(Saved data entries)
· · ·

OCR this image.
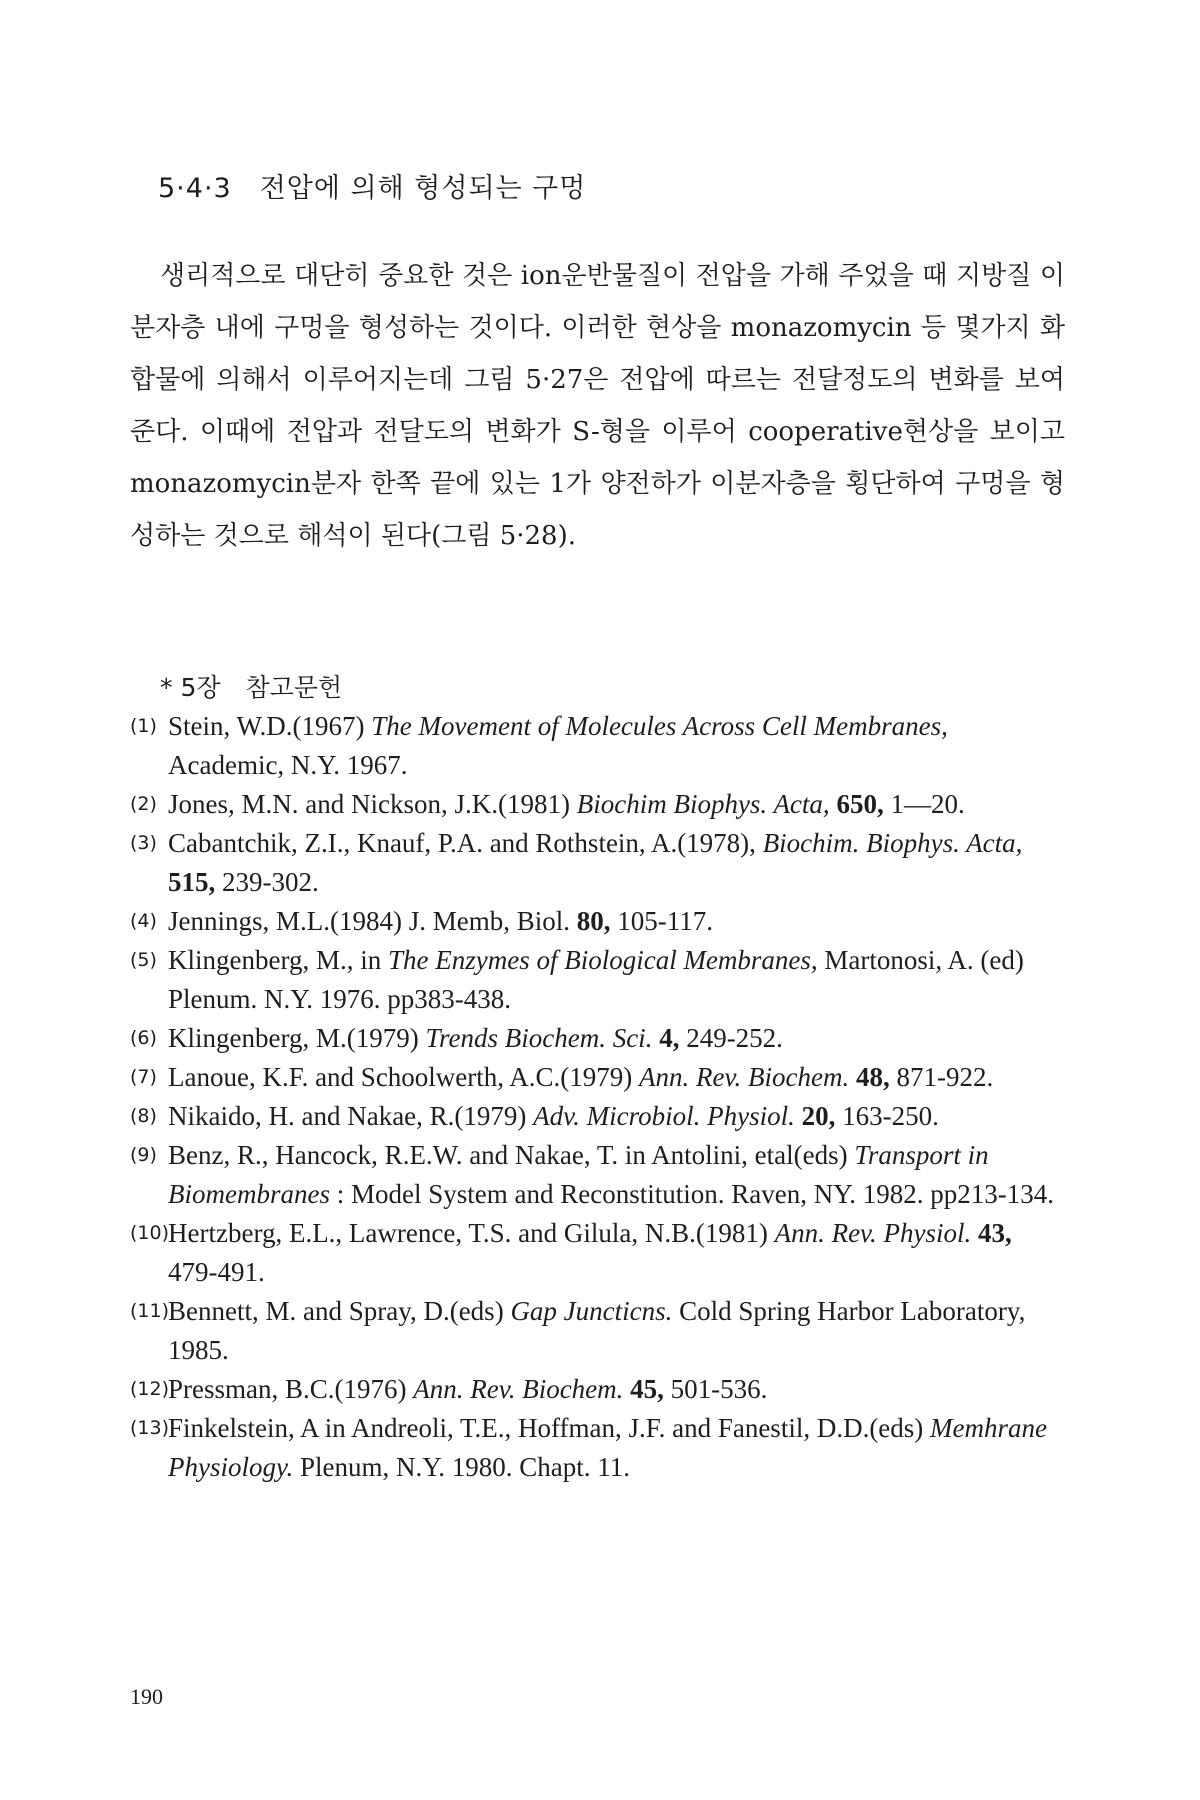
5·4·3　전압에 의해 형성되는 구멍

생리적으로 대단히 중요한 것은 ion운반물질이 전압을 가해 주었을 때 지방질 이분자층 내에 구멍을 형성하는 것이다. 이러한 현상을 monazomycin 등 몇가지 화합물에 의해서 이루어지는데 그림 5·27은 전압에 따르는 전달정도의 변화를 보여준다. 이때에 전압과 전달도의 변화가 S-형을 이루어 cooperative현상을 보이고 monazomycin분자 한쪽 끝에 있는 1가 양전하가 이분자층을 횡단하여 구멍을 형성하는 것으로 해석이 된다(그림 5·28).

* 5장　참고문헌
(1) Stein, W.D.(1967) The Movement of Molecules Across Cell Membranes, Academic, N.Y. 1967.
(2) Jones, M.N. and Nickson, J.K.(1981) Biochim Biophys. Acta, 650, 1—20.
(3) Cabantchik, Z.I., Knauf, P.A. and Rothstein, A.(1978), Biochim. Biophys. Acta, 515, 239-302.
(4) Jennings, M.L.(1984) J. Memb, Biol. 80, 105-117.
(5) Klingenberg, M., in The Enzymes of Biological Membranes, Martonosi, A. (ed) Plenum. N.Y. 1976. pp383-438.
(6) Klingenberg, M.(1979) Trends Biochem. Sci. 4, 249-252.
(7) Lanoue, K.F. and Schoolwerth, A.C.(1979) Ann. Rev. Biochem. 48, 871-922.
(8) Nikaido, H. and Nakae, R.(1979) Adv. Microbiol. Physiol. 20, 163-250.
(9) Benz, R., Hancock, R.E.W. and Nakae, T. in Antolini, etal(eds) Transport in Biomembranes : Model System and Reconstitution. Raven, NY. 1982. pp213-134.
(10)
Hertzberg, E.L., Lawrence, T.S. and Gilula, N.B.(1981) Ann. Rev. Physiol. 43, 479-491.
(11)
Bennett, M. and Spray, D.(eds) Gap Juncticns. Cold Spring Harbor Laboratory, 1985.
(12)
Pressman, B.C.(1976) Ann. Rev. Biochem. 45, 501-536.
(13)
Finkelstein, A in Andreoli, T.E., Hoffman, J.F. and Fanestil, D.D.(eds) Memhrane Physiology. Plenum, N.Y. 1980. Chapt. 11.
190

· · ·

| Prompt |
Output the entries above exactly. Drop the pictures.

| The completed task |
OCR this image.
5·4·3　전압에 의해 형성되는 구멍

생리적으로 대단히 중요한 것은 ion운반물질이 전압을 가해 주었을 때 지방질 이분자층 내에 구멍을 형성하는 것이다. 이러한 현상을 monazomycin 등 몇가지 화합물에 의해서 이루어지는데 그림 5·27은 전압에 따르는 전달정도의 변화를 보여준다. 이때에 전압과 전달도의 변화가 S-형을 이루어 cooperative현상을 보이고 monazomycin분자 한쪽 끝에 있는 1가 양전하가 이분자층을 횡단하여 구멍을 형성하는 것으로 해석이 된다(그림 5·28).

* 5장　참고문헌
(1) Stein, W.D.(1967) The Movement of Molecules Across Cell Membranes, Academic, N.Y. 1967.
(2) Jones, M.N. and Nickson, J.K.(1981) Biochim Biophys. Acta, 650, 1—20.
(3) Cabantchik, Z.I., Knauf, P.A. and Rothstein, A.(1978), Biochim. Biophys. Acta, 515, 239-302.
(4) Jennings, M.L.(1984) J. Memb, Biol. 80, 105-117.
(5) Klingenberg, M., in The Enzymes of Biological Membranes, Martonosi, A. (ed) Plenum. N.Y. 1976. pp383-438.
(6) Klingenberg, M.(1979) Trends Biochem. Sci. 4, 249-252.
(7) Lanoue, K.F. and Schoolwerth, A.C.(1979) Ann. Rev. Biochem. 48, 871-922.
(8) Nikaido, H. and Nakae, R.(1979) Adv. Microbiol. Physiol. 20, 163-250.
(9) Benz, R., Hancock, R.E.W. and Nakae, T. in Antolini, etal(eds) Transport in Biomembranes : Model System and Reconstitution. Raven, NY. 1982. pp213-134.
(10)
Hertzberg, E.L., Lawrence, T.S. and Gilula, N.B.(1981) Ann. Rev. Physiol. 43, 479-491.
(11)
Bennett, M. and Spray, D.(eds) Gap Juncticns. Cold Spring Harbor Laboratory, 1985.
(12)
Pressman, B.C.(1976) Ann. Rev. Biochem. 45, 501-536.
(13)
Finkelstein, A in Andreoli, T.E., Hoffman, J.F. and Fanestil, D.D.(eds) Memhrane Physiology. Plenum, N.Y. 1980. Chapt. 11.
190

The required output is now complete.